▸ Set problem:
All entries below are to be set down again, identical to the source.

▸ Recorded information:

** start **

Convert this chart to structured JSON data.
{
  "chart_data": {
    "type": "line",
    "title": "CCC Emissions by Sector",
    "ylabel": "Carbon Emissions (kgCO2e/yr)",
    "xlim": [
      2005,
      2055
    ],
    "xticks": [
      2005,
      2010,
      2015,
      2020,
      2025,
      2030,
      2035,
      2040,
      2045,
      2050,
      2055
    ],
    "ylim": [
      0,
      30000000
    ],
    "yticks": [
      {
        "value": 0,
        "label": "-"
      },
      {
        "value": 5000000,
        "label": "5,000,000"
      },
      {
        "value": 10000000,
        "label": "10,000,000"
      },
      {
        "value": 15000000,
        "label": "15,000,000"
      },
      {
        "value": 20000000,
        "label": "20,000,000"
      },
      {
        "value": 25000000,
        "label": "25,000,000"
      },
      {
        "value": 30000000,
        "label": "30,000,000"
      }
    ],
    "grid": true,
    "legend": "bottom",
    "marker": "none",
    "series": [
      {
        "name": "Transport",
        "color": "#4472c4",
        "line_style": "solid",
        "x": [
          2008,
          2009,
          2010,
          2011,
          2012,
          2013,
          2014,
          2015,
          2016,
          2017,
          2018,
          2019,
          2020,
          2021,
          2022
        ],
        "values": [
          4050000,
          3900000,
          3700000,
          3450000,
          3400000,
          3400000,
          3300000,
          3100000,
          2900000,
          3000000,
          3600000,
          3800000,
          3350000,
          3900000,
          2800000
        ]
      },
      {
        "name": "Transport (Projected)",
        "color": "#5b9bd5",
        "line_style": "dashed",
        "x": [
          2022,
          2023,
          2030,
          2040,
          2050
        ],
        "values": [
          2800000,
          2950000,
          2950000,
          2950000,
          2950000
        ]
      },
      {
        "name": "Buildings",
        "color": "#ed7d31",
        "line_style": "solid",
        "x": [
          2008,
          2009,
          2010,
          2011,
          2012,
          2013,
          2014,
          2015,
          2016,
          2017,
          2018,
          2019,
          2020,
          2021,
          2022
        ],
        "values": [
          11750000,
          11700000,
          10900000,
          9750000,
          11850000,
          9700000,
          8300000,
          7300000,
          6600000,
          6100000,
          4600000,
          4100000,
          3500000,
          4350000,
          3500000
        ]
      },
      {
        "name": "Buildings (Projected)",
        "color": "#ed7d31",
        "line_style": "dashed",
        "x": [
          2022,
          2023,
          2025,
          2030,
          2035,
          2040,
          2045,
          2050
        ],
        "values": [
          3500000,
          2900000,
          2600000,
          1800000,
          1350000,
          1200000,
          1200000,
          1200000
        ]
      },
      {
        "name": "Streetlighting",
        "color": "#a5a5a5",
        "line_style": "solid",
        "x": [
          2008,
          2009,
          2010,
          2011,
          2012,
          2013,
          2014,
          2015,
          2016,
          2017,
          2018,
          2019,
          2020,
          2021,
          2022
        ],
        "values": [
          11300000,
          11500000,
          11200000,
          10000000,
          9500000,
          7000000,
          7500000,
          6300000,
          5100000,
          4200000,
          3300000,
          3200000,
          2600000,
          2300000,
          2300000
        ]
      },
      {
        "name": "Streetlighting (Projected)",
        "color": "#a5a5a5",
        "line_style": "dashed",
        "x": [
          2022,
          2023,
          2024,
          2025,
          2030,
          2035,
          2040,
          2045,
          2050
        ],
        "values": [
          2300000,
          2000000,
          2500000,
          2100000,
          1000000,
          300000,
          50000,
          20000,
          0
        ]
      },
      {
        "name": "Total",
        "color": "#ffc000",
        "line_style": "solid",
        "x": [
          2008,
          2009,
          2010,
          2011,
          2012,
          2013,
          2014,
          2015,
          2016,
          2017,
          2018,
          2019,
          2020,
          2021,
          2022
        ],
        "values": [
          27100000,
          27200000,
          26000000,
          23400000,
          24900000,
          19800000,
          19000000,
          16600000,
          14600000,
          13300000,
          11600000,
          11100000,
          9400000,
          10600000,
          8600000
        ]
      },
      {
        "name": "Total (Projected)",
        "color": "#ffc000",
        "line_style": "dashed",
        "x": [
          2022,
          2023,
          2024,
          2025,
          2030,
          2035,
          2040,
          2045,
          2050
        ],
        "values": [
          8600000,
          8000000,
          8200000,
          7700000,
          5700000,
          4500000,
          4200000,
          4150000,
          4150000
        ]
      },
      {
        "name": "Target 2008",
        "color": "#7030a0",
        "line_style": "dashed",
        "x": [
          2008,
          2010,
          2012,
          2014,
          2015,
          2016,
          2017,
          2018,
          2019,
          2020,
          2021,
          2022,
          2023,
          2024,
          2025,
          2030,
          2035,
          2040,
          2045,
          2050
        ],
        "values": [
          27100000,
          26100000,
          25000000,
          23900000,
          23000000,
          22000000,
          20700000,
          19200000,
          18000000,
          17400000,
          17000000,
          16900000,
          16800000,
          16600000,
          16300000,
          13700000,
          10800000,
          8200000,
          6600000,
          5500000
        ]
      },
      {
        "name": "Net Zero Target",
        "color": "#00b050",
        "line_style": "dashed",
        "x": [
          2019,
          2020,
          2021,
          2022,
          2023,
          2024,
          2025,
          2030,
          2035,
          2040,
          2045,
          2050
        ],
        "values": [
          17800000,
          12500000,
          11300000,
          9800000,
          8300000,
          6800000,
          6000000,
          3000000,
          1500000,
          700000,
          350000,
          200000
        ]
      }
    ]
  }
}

** end **

▸ The result:
Convert this chart to structured JSON data.
{
  "chart_data": {
    "type": "line",
    "title": "CCC Emissions by Sector",
    "ylabel": "Carbon Emissions (kgCO2e/yr)",
    "xlim": [
      2005,
      2055
    ],
    "xticks": [
      2005,
      2010,
      2015,
      2020,
      2025,
      2030,
      2035,
      2040,
      2045,
      2050,
      2055
    ],
    "ylim": [
      0,
      30000000
    ],
    "yticks": [
      {
        "value": 0,
        "label": "-"
      },
      {
        "value": 5000000,
        "label": "5,000,000"
      },
      {
        "value": 10000000,
        "label": "10,000,000"
      },
      {
        "value": 15000000,
        "label": "15,000,000"
      },
      {
        "value": 20000000,
        "label": "20,000,000"
      },
      {
        "value": 25000000,
        "label": "25,000,000"
      },
      {
        "value": 30000000,
        "label": "30,000,000"
      }
    ],
    "grid": true,
    "legend": "bottom",
    "marker": "none",
    "series": [
      {
        "name": "Transport",
        "color": "#4472c4",
        "line_style": "solid",
        "x": [
          2008,
          2009,
          2010,
          2011,
          2012,
          2013,
          2014,
          2015,
          2016,
          2017,
          2018,
          2019,
          2020,
          2021,
          2022
        ],
        "values": [
          4050000,
          3900000,
          3700000,
          3450000,
          3400000,
          3400000,
          3300000,
          3100000,
          2900000,
          3000000,
          3600000,
          3800000,
          3350000,
          3900000,
          2800000
        ]
      },
      {
        "name": "Transport (Projected)",
        "color": "#5b9bd5",
        "line_style": "dashed",
        "x": [
          2022,
          2023,
          2030,
          2040,
          2050
        ],
        "values": [
          2800000,
          2950000,
          2950000,
          2950000,
          2950000
        ]
      },
      {
        "name": "Buildings",
        "color": "#ed7d31",
        "line_style": "solid",
        "x": [
          2008,
          2009,
          2010,
          2011,
          2012,
          2013,
          2014,
          2015,
          2016,
          2017,
          2018,
          2019,
          2020,
          2021,
          2022
        ],
        "values": [
          11750000,
          11700000,
          10900000,
          9750000,
          11850000,
          9700000,
          8300000,
          7300000,
          6600000,
          6100000,
          4600000,
          4100000,
          3500000,
          4350000,
          3500000
        ]
      },
      {
        "name": "Buildings (Projected)",
        "color": "#ed7d31",
        "line_style": "dashed",
        "x": [
          2022,
          2023,
          2025,
          2030,
          2035,
          2040,
          2045,
          2050
        ],
        "values": [
          3500000,
          2900000,
          2600000,
          1800000,
          1350000,
          1200000,
          1200000,
          1200000
        ]
      },
      {
        "name": "Streetlighting",
        "color": "#a5a5a5",
        "line_style": "solid",
        "x": [
          2008,
          2009,
          2010,
          2011,
          2012,
          2013,
          2014,
          2015,
          2016,
          2017,
          2018,
          2019,
          2020,
          2021,
          2022
        ],
        "values": [
          11300000,
          11500000,
          11200000,
          10000000,
          9500000,
          7000000,
          7500000,
          6300000,
          5100000,
          4200000,
          3300000,
          3200000,
          2600000,
          2300000,
          2300000
        ]
      },
      {
        "name": "Streetlighting (Projected)",
        "color": "#a5a5a5",
        "line_style": "dashed",
        "x": [
          2022,
          2023,
          2024,
          2025,
          2030,
          2035,
          2040,
          2045,
          2050
        ],
        "values": [
          2300000,
          2000000,
          2500000,
          2100000,
          1000000,
          300000,
          50000,
          20000,
          0
        ]
      },
      {
        "name": "Total",
        "color": "#ffc000",
        "line_style": "solid",
        "x": [
          2008,
          2009,
          2010,
          2011,
          2012,
          2013,
          2014,
          2015,
          2016,
          2017,
          2018,
          2019,
          2020,
          2021,
          2022
        ],
        "values": [
          27100000,
          27200000,
          26000000,
          23400000,
          24900000,
          19800000,
          19000000,
          16600000,
          14600000,
          13300000,
          11600000,
          11100000,
          9400000,
          10600000,
          8600000
        ]
      },
      {
        "name": "Total (Projected)",
        "color": "#ffc000",
        "line_style": "dashed",
        "x": [
          2022,
          2023,
          2024,
          2025,
          2030,
          2035,
          2040,
          2045,
          2050
        ],
        "values": [
          8600000,
          8000000,
          8200000,
          7700000,
          5700000,
          4500000,
          4200000,
          4150000,
          4150000
        ]
      },
      {
        "name": "Target 2008",
        "color": "#7030a0",
        "line_style": "dashed",
        "x": [
          2008,
          2010,
          2012,
          2014,
          2015,
          2016,
          2017,
          2018,
          2019,
          2020,
          2021,
          2022,
          2023,
          2024,
          2025,
          2030,
          2035,
          2040,
          2045,
          2050
        ],
        "values": [
          27100000,
          26100000,
          25000000,
          23900000,
          23000000,
          22000000,
          20700000,
          19200000,
          18000000,
          17400000,
          17000000,
          16900000,
          16800000,
          16600000,
          16300000,
          13700000,
          10800000,
          8200000,
          6600000,
          5500000
        ]
      },
      {
        "name": "Net Zero Target",
        "color": "#00b050",
        "line_style": "dashed",
        "x": [
          2019,
          2020,
          2021,
          2022,
          2023,
          2024,
          2025,
          2030,
          2035,
          2040,
          2045,
          2050
        ],
        "values": [
          17800000,
          12500000,
          11300000,
          9800000,
          8300000,
          6800000,
          6000000,
          3000000,
          1500000,
          700000,
          350000,
          200000
        ]
      }
    ]
  }
}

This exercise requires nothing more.